STATED EXERCISE: Return the records in full, exactly as given.

DATA SECTION:
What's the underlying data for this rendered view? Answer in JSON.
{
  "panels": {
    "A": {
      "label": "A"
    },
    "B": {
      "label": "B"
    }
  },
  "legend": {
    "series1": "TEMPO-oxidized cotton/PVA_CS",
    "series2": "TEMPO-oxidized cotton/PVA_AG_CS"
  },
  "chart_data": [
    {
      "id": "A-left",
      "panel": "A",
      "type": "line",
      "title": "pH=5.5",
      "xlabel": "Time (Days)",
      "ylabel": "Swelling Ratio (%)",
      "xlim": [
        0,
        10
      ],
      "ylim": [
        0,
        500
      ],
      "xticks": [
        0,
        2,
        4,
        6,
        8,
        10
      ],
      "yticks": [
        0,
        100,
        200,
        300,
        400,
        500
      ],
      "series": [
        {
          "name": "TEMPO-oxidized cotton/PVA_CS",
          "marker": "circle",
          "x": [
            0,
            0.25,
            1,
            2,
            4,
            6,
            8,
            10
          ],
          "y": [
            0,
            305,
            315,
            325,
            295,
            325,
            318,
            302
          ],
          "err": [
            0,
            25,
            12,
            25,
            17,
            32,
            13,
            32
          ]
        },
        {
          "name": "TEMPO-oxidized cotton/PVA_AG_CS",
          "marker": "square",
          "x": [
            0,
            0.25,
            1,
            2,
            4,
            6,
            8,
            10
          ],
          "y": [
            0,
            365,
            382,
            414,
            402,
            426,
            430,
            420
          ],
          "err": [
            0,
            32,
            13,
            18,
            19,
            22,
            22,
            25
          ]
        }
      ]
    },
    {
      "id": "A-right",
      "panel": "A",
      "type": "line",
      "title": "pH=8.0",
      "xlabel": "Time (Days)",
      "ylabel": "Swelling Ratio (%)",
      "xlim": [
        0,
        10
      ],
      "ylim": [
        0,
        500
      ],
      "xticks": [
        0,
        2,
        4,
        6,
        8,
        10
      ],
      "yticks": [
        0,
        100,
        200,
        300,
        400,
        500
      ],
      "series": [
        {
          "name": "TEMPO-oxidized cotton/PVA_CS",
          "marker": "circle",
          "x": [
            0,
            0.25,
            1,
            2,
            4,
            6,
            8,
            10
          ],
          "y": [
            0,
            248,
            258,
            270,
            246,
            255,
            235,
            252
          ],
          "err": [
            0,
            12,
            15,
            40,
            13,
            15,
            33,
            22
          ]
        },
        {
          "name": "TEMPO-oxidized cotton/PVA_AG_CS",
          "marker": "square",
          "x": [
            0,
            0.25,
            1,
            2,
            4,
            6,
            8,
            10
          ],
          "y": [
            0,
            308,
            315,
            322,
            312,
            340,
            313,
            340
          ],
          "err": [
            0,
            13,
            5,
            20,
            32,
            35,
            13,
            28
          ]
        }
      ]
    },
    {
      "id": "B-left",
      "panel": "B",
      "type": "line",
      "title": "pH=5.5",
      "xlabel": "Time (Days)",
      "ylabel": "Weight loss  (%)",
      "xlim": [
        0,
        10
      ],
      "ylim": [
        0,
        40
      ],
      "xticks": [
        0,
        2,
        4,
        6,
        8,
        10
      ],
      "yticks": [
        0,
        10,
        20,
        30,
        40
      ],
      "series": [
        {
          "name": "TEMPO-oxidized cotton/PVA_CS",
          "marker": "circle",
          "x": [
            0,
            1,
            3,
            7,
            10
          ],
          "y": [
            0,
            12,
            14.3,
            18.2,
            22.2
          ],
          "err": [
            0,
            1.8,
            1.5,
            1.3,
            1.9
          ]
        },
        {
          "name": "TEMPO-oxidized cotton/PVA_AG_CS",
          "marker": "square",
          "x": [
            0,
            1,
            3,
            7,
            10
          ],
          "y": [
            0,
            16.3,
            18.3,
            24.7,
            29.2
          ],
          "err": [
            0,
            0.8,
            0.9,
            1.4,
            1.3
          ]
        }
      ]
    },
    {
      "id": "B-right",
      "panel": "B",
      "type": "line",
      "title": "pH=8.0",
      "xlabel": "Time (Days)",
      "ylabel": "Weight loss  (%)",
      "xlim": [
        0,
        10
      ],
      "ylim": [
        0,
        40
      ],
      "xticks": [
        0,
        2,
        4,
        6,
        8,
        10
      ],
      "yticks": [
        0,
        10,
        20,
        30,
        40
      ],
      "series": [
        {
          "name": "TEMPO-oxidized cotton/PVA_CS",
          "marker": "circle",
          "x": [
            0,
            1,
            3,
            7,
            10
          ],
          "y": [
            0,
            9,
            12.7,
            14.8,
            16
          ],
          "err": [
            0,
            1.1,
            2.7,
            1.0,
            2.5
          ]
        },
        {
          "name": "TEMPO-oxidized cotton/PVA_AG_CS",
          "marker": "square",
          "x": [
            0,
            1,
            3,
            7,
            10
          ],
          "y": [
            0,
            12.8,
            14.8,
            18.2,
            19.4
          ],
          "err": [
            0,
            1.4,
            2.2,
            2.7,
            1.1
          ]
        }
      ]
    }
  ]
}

PROBLEM SOLUTION:
What's the underlying data for this rendered view? Answer in JSON.
{
  "panels": {
    "A": {
      "label": "A"
    },
    "B": {
      "label": "B"
    }
  },
  "legend": {
    "series1": "TEMPO-oxidized cotton/PVA_CS",
    "series2": "TEMPO-oxidized cotton/PVA_AG_CS"
  },
  "chart_data": [
    {
      "id": "A-left",
      "panel": "A",
      "type": "line",
      "title": "pH=5.5",
      "xlabel": "Time (Days)",
      "ylabel": "Swelling Ratio (%)",
      "xlim": [
        0,
        10
      ],
      "ylim": [
        0,
        500
      ],
      "xticks": [
        0,
        2,
        4,
        6,
        8,
        10
      ],
      "yticks": [
        0,
        100,
        200,
        300,
        400,
        500
      ],
      "series": [
        {
          "name": "TEMPO-oxidized cotton/PVA_CS",
          "marker": "circle",
          "x": [
            0,
            0.25,
            1,
            2,
            4,
            6,
            8,
            10
          ],
          "y": [
            0,
            305,
            315,
            325,
            295,
            325,
            318,
            302
          ],
          "err": [
            0,
            25,
            12,
            25,
            17,
            32,
            13,
            32
          ]
        },
        {
          "name": "TEMPO-oxidized cotton/PVA_AG_CS",
          "marker": "square",
          "x": [
            0,
            0.25,
            1,
            2,
            4,
            6,
            8,
            10
          ],
          "y": [
            0,
            365,
            382,
            414,
            402,
            426,
            430,
            420
          ],
          "err": [
            0,
            32,
            13,
            18,
            19,
            22,
            22,
            25
          ]
        }
      ]
    },
    {
      "id": "A-right",
      "panel": "A",
      "type": "line",
      "title": "pH=8.0",
      "xlabel": "Time (Days)",
      "ylabel": "Swelling Ratio (%)",
      "xlim": [
        0,
        10
      ],
      "ylim": [
        0,
        500
      ],
      "xticks": [
        0,
        2,
        4,
        6,
        8,
        10
      ],
      "yticks": [
        0,
        100,
        200,
        300,
        400,
        500
      ],
      "series": [
        {
          "name": "TEMPO-oxidized cotton/PVA_CS",
          "marker": "circle",
          "x": [
            0,
            0.25,
            1,
            2,
            4,
            6,
            8,
            10
          ],
          "y": [
            0,
            248,
            258,
            270,
            246,
            255,
            235,
            252
          ],
          "err": [
            0,
            12,
            15,
            40,
            13,
            15,
            33,
            22
          ]
        },
        {
          "name": "TEMPO-oxidized cotton/PVA_AG_CS",
          "marker": "square",
          "x": [
            0,
            0.25,
            1,
            2,
            4,
            6,
            8,
            10
          ],
          "y": [
            0,
            308,
            315,
            322,
            312,
            340,
            313,
            340
          ],
          "err": [
            0,
            13,
            5,
            20,
            32,
            35,
            13,
            28
          ]
        }
      ]
    },
    {
      "id": "B-left",
      "panel": "B",
      "type": "line",
      "title": "pH=5.5",
      "xlabel": "Time (Days)",
      "ylabel": "Weight loss  (%)",
      "xlim": [
        0,
        10
      ],
      "ylim": [
        0,
        40
      ],
      "xticks": [
        0,
        2,
        4,
        6,
        8,
        10
      ],
      "yticks": [
        0,
        10,
        20,
        30,
        40
      ],
      "series": [
        {
          "name": "TEMPO-oxidized cotton/PVA_CS",
          "marker": "circle",
          "x": [
            0,
            1,
            3,
            7,
            10
          ],
          "y": [
            0,
            12,
            14.3,
            18.2,
            22.2
          ],
          "err": [
            0,
            1.8,
            1.5,
            1.3,
            1.9
          ]
        },
        {
          "name": "TEMPO-oxidized cotton/PVA_AG_CS",
          "marker": "square",
          "x": [
            0,
            1,
            3,
            7,
            10
          ],
          "y": [
            0,
            16.3,
            18.3,
            24.7,
            29.2
          ],
          "err": [
            0,
            0.8,
            0.9,
            1.4,
            1.3
          ]
        }
      ]
    },
    {
      "id": "B-right",
      "panel": "B",
      "type": "line",
      "title": "pH=8.0",
      "xlabel": "Time (Days)",
      "ylabel": "Weight loss  (%)",
      "xlim": [
        0,
        10
      ],
      "ylim": [
        0,
        40
      ],
      "xticks": [
        0,
        2,
        4,
        6,
        8,
        10
      ],
      "yticks": [
        0,
        10,
        20,
        30,
        40
      ],
      "series": [
        {
          "name": "TEMPO-oxidized cotton/PVA_CS",
          "marker": "circle",
          "x": [
            0,
            1,
            3,
            7,
            10
          ],
          "y": [
            0,
            9,
            12.7,
            14.8,
            16
          ],
          "err": [
            0,
            1.1,
            2.7,
            1.0,
            2.5
          ]
        },
        {
          "name": "TEMPO-oxidized cotton/PVA_AG_CS",
          "marker": "square",
          "x": [
            0,
            1,
            3,
            7,
            10
          ],
          "y": [
            0,
            12.8,
            14.8,
            18.2,
            19.4
          ],
          "err": [
            0,
            1.4,
            2.2,
            2.7,
            1.1
          ]
        }
      ]
    }
  ]
}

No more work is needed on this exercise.